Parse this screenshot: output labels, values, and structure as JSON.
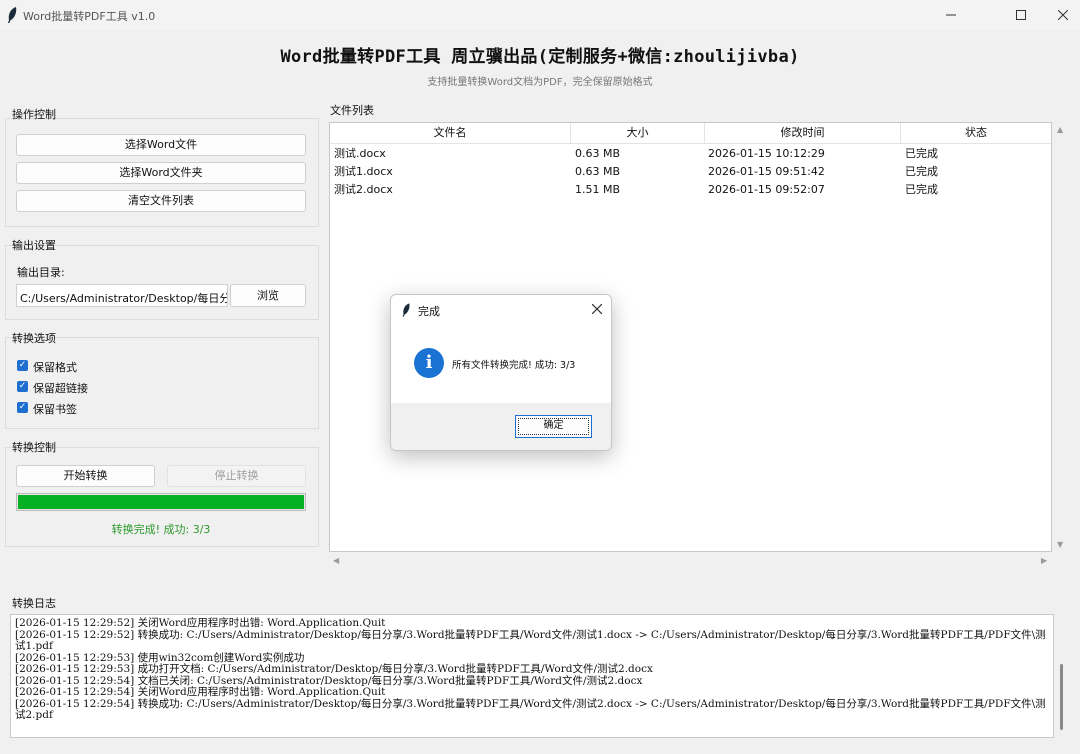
{
  "window": {
    "title": "Word批量转PDF工具 v1.0",
    "minimize_icon": "minimize-icon",
    "maximize_icon": "maximize-icon",
    "close_icon": "close-icon"
  },
  "header": {
    "title": "Word批量转PDF工具 周立骥出品(定制服务+微信:zhoulijivba)",
    "subtitle": "支持批量转换Word文档为PDF，完全保留原始格式"
  },
  "operation": {
    "label": "操作控制",
    "select_files": "选择Word文件",
    "select_folder": "选择Word文件夹",
    "clear_list": "清空文件列表"
  },
  "output": {
    "label": "输出设置",
    "dir_label": "输出目录:",
    "dir_value": "C:/Users/Administrator/Desktop/每日分享",
    "browse": "浏览"
  },
  "options": {
    "label": "转换选项",
    "items": [
      {
        "label": "保留格式",
        "checked": true
      },
      {
        "label": "保留超链接",
        "checked": true
      },
      {
        "label": "保留书签",
        "checked": true
      }
    ]
  },
  "control": {
    "label": "转换控制",
    "start": "开始转换",
    "stop": "停止转换",
    "progress": 1.0,
    "status": "转换完成! 成功: 3/3",
    "status_color": "#2e9a2e",
    "progress_color": "#06b025"
  },
  "file_list": {
    "label": "文件列表",
    "columns": [
      "文件名",
      "大小",
      "修改时间",
      "状态"
    ],
    "rows": [
      {
        "name": "测试.docx",
        "size": "0.63 MB",
        "mtime": "2026-01-15 10:12:29",
        "status": "已完成"
      },
      {
        "name": "测试1.docx",
        "size": "0.63 MB",
        "mtime": "2026-01-15 09:51:42",
        "status": "已完成"
      },
      {
        "name": "测试2.docx",
        "size": "1.51 MB",
        "mtime": "2026-01-15 09:52:07",
        "status": "已完成"
      }
    ]
  },
  "log": {
    "label": "转换日志",
    "lines": [
      "[2026-01-15 12:29:52] 关闭Word应用程序时出错: Word.Application.Quit",
      "[2026-01-15 12:29:52] 转换成功: C:/Users/Administrator/Desktop/每日分享/3.Word批量转PDF工具/Word文件/测试1.docx -> C:/Users/Administrator/Desktop/每日分享/3.Word批量转PDF工具/PDF文件\\测试1.pdf",
      "[2026-01-15 12:29:53] 使用win32com创建Word实例成功",
      "[2026-01-15 12:29:53] 成功打开文档: C:/Users/Administrator/Desktop/每日分享/3.Word批量转PDF工具/Word文件/测试2.docx",
      "[2026-01-15 12:29:54] 文档已关闭: C:/Users/Administrator/Desktop/每日分享/3.Word批量转PDF工具/Word文件/测试2.docx",
      "[2026-01-15 12:29:54] 关闭Word应用程序时出错: Word.Application.Quit",
      "[2026-01-15 12:29:54] 转换成功: C:/Users/Administrator/Desktop/每日分享/3.Word批量转PDF工具/Word文件/测试2.docx -> C:/Users/Administrator/Desktop/每日分享/3.Word批量转PDF工具/PDF文件\\测试2.pdf"
    ]
  },
  "dialog": {
    "title": "完成",
    "message": "所有文件转换完成! 成功: 3/3",
    "ok": "确定",
    "icon": "info-icon",
    "icon_char": "i"
  }
}
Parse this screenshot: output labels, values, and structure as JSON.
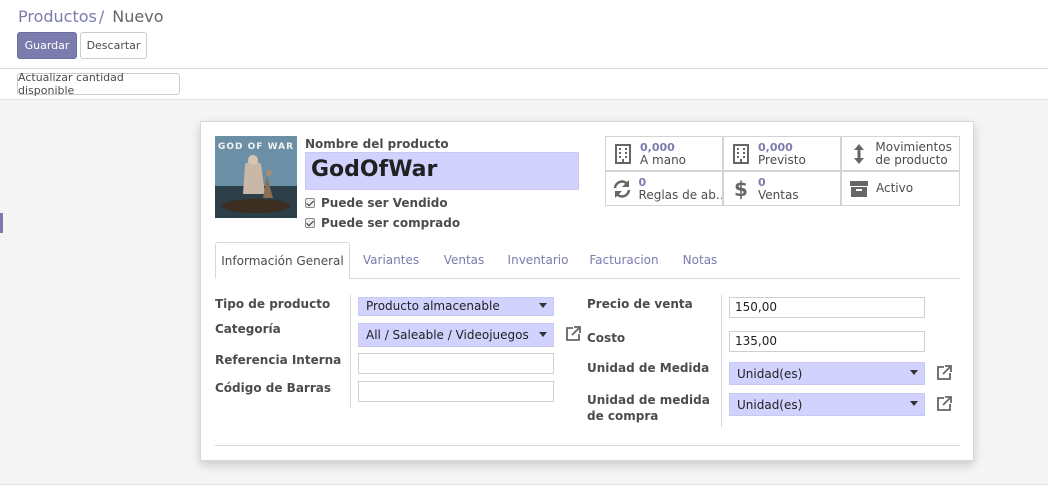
{
  "breadcrumb": {
    "parent": "Productos",
    "separator": "/",
    "current": "Nuevo"
  },
  "buttons": {
    "save": "Guardar",
    "discard": "Descartar",
    "update_qty": "Actualizar cantidad disponible"
  },
  "product": {
    "name_label": "Nombre del producto",
    "name": "GodOfWar",
    "image_title": "GOD OF WAR",
    "can_be_sold": "Puede ser Vendido",
    "can_be_purchased": "Puede ser comprado"
  },
  "stats": [
    {
      "value": "0,000",
      "label": "A mano",
      "icon": "building-icon"
    },
    {
      "value": "0,000",
      "label": "Previsto",
      "icon": "building-icon"
    },
    {
      "value": "",
      "label": "Movimientos de producto",
      "icon": "up-down-arrow-icon"
    },
    {
      "value": "0",
      "label": "Reglas de ab…",
      "icon": "refresh-icon"
    },
    {
      "value": "0",
      "label": "Ventas",
      "icon": "dollar-icon"
    },
    {
      "value": "",
      "label": "Activo",
      "icon": "archive-icon"
    }
  ],
  "tabs": [
    "Información General",
    "Variantes",
    "Ventas",
    "Inventario",
    "Facturacion",
    "Notas"
  ],
  "general": {
    "product_type_label": "Tipo de producto",
    "product_type": "Producto almacenable",
    "category_label": "Categoría",
    "category": "All / Saleable / Videojuegos",
    "internal_ref_label": "Referencia Interna",
    "internal_ref": "",
    "barcode_label": "Código de Barras",
    "barcode": "",
    "sale_price_label": "Precio de venta",
    "sale_price": "150,00",
    "cost_label": "Costo",
    "cost": "135,00",
    "uom_label": "Unidad de Medida",
    "uom": "Unidad(es)",
    "uom_po_label": "Unidad de medida de compra",
    "uom_po": "Unidad(es)"
  },
  "colors": {
    "accent": "#7c7bad",
    "required_bg": "#d2d2ff"
  }
}
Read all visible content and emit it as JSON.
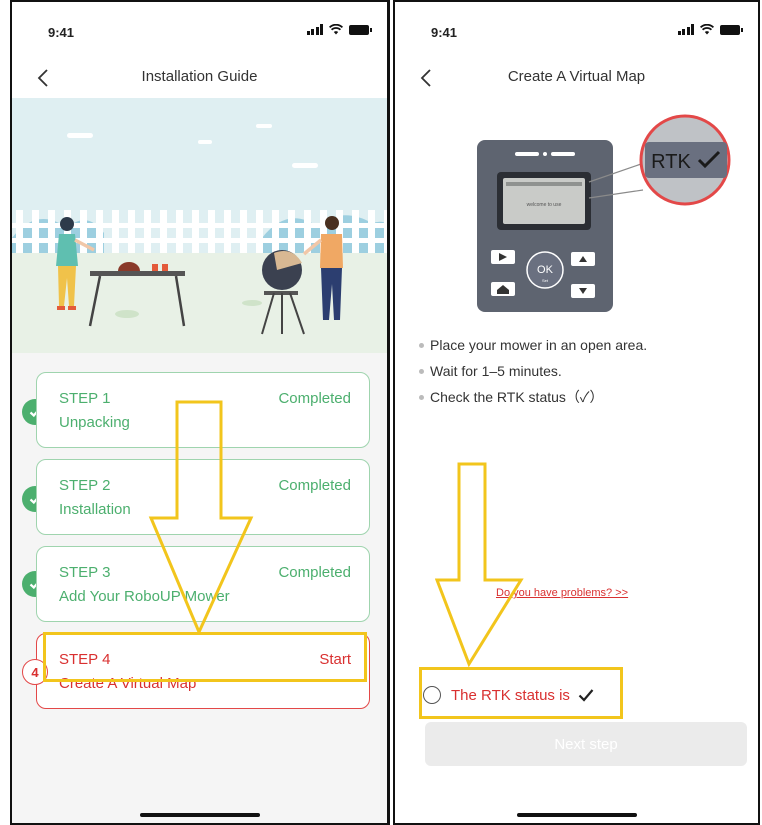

» **Exercise**: Reproduce every line of the listing above in which the string "Desktop" appears.

» **The reply**:
    "dir_value": "C:/Users/Administrator/Desktop/每日分享",
      "[2026-01-15 12:29:52] 转换成功: C:/Users/Administrator/Desktop/每日分享/3.Word批量转PDF工具/Word文件/测试1.docx -> C:/Users/Administrator/Desktop/每日分享/3.Word批量转PDF工具/PDF文件\\测试1.pdf",
      "[2026-01-15 12:29:53] 成功打开文档: C:/Users/Administrator/Desktop/每日分享/3.Word批量转PDF工具/Word文件/测试2.docx",
      "[2026-01-15 12:29:54] 文档已关闭: C:/Users/Administrator/Desktop/每日分享/3.Word批量转PDF工具/Word文件/测试2.docx",
      "[2026-01-15 12:29:54] 转换成功: C:/Users/Administrator/Desktop/每日分享/3.Word批量转PDF工具/Word文件/测试2.docx -> C:/Users/Administrator/Desktop/每日分享/3.Word批量转PDF工具/PDF文件\\测试2.pdf"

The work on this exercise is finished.